GOAL OF THE EXERCISE:
Go through the data and retrieve each line that includes the string "operating".

Items from a dataset
•••••

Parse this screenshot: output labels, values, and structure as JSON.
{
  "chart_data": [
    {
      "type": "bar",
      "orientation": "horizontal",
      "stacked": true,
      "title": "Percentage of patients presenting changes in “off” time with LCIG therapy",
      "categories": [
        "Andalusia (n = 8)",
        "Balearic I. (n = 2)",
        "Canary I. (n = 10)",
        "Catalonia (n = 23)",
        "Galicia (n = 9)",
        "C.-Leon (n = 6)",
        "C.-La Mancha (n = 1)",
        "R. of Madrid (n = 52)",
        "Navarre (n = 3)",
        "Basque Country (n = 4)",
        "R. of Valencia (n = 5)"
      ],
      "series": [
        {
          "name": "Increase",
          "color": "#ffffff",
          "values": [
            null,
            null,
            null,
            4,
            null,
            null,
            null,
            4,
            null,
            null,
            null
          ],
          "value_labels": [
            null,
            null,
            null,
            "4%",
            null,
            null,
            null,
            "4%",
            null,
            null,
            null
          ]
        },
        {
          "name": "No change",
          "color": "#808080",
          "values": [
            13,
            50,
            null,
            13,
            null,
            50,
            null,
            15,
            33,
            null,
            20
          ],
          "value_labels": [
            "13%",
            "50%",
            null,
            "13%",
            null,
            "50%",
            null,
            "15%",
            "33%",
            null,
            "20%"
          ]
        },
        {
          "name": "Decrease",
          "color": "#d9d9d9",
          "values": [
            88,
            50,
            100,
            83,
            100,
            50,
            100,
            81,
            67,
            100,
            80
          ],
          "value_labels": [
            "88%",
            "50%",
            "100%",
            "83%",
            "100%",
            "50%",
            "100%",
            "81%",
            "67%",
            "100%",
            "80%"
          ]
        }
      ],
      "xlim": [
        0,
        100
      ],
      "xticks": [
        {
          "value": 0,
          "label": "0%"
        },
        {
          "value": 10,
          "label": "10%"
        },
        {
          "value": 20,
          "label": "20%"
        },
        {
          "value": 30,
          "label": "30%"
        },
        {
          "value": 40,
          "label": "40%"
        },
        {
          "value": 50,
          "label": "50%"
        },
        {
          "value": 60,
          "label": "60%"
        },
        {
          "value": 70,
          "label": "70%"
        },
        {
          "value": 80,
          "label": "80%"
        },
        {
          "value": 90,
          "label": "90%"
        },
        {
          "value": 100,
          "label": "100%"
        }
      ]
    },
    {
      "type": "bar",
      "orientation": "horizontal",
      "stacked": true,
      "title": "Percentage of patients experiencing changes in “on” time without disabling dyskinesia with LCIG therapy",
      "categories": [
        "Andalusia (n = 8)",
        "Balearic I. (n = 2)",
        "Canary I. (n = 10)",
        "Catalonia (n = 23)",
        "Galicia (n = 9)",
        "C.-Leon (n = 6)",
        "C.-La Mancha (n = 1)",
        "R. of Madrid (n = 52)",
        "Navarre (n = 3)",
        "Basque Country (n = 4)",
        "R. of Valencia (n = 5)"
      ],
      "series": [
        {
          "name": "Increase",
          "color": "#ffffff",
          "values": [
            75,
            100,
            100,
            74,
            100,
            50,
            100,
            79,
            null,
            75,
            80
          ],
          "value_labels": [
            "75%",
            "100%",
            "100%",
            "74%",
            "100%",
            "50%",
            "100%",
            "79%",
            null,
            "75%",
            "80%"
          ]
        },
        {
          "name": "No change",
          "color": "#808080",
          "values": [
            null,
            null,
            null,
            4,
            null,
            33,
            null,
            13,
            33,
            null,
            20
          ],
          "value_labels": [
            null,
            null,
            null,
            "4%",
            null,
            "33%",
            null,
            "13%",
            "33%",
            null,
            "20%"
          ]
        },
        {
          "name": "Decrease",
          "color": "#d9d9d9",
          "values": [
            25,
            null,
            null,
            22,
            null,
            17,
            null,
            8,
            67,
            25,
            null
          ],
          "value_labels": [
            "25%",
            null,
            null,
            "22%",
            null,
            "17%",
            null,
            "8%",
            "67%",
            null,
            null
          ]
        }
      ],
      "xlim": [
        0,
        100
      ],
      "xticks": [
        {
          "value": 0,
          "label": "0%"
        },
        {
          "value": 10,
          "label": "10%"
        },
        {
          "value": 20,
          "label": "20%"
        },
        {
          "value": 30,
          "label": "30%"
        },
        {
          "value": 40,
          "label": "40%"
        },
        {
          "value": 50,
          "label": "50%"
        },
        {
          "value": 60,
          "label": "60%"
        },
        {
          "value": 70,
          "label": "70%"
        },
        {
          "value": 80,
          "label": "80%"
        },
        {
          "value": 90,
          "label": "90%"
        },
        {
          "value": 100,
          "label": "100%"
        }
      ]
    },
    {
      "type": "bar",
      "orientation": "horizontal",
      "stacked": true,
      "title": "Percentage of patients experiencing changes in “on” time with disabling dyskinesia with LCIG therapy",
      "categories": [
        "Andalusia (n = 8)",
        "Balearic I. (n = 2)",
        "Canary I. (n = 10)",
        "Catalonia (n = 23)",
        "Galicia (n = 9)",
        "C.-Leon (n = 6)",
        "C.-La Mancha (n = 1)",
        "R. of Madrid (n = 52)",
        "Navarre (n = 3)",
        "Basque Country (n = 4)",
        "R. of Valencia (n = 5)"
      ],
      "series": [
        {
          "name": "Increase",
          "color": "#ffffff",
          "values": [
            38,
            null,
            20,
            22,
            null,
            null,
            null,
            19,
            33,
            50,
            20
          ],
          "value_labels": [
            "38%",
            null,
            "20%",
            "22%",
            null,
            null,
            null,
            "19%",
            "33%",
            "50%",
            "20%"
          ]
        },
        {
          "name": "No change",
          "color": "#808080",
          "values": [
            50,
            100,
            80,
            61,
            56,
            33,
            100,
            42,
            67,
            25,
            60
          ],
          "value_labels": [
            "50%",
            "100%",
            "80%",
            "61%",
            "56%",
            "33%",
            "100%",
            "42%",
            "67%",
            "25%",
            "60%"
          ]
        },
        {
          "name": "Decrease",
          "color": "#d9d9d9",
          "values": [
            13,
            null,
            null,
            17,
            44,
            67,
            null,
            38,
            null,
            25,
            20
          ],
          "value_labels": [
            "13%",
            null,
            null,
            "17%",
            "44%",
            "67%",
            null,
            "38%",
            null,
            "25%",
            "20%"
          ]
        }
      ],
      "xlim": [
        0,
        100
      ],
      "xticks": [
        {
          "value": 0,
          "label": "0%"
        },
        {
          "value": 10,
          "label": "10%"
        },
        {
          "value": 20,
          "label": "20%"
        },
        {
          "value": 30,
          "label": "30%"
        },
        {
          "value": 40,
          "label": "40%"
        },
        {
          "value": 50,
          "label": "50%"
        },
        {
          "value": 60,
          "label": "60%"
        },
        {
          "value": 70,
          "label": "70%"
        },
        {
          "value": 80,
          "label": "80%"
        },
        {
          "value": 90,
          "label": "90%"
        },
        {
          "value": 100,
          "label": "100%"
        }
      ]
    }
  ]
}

•••••

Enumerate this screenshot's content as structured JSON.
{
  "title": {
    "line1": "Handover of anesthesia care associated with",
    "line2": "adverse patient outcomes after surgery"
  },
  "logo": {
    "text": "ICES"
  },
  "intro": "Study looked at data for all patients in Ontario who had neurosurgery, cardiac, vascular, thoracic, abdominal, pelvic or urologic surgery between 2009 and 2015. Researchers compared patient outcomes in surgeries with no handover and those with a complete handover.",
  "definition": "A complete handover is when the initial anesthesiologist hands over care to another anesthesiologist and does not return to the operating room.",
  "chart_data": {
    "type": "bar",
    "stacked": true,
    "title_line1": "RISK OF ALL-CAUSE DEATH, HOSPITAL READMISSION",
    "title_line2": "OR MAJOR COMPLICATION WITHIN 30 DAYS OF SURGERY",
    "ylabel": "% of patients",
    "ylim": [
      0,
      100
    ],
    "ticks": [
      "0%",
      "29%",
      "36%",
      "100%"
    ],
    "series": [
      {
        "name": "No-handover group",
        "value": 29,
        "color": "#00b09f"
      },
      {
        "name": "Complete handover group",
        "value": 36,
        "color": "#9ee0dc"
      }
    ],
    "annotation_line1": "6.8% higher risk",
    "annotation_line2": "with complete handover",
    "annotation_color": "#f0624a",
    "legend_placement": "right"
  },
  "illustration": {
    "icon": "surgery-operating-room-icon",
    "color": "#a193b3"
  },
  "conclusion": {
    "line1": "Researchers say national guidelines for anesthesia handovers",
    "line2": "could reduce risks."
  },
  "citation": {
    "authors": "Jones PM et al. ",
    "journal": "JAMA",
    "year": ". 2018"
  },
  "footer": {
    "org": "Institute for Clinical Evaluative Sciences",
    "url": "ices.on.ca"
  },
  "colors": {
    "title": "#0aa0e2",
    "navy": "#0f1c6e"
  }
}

•••••

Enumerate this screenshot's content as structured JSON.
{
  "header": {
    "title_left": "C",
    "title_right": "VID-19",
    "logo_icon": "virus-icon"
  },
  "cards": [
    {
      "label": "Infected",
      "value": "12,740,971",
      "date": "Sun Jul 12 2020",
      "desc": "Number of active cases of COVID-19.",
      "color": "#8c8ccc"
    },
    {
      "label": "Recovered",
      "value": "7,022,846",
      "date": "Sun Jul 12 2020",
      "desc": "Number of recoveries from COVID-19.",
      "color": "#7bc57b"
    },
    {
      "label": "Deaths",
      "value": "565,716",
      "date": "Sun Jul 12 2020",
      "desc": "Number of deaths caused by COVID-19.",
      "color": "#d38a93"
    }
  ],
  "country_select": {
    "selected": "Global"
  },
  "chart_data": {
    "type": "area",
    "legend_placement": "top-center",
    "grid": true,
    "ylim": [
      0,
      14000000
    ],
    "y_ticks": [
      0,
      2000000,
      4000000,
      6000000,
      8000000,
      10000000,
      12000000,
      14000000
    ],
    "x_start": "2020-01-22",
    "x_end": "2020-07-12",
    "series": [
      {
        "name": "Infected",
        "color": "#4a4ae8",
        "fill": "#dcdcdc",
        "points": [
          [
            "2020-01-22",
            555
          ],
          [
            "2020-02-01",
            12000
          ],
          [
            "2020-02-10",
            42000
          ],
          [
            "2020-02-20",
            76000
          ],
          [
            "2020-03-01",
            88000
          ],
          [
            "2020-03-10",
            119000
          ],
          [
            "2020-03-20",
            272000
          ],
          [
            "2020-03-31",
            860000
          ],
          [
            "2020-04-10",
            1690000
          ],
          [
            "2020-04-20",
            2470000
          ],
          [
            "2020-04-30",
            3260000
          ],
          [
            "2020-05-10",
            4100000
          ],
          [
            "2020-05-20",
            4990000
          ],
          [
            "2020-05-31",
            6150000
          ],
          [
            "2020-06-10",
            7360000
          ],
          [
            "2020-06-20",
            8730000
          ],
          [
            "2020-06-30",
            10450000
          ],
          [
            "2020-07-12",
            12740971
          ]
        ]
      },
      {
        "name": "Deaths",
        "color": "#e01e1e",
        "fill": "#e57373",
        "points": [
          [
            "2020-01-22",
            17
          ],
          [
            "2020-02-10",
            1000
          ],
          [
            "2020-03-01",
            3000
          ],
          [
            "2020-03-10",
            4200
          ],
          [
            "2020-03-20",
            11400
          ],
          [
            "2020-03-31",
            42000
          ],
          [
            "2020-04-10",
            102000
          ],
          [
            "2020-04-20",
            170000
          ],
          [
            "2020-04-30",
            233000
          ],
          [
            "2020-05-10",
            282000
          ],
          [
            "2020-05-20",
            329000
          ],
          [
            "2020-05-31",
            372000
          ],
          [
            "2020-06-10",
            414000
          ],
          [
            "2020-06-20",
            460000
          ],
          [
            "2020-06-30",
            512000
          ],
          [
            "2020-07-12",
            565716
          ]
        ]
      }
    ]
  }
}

•••••

ANSWER BELOW:
  "definition": "A complete handover is when the initial anesthesiologist hands over care to another anesthesiologist and does not return to the operating room.",
    "icon": "surgery-operating-room-icon",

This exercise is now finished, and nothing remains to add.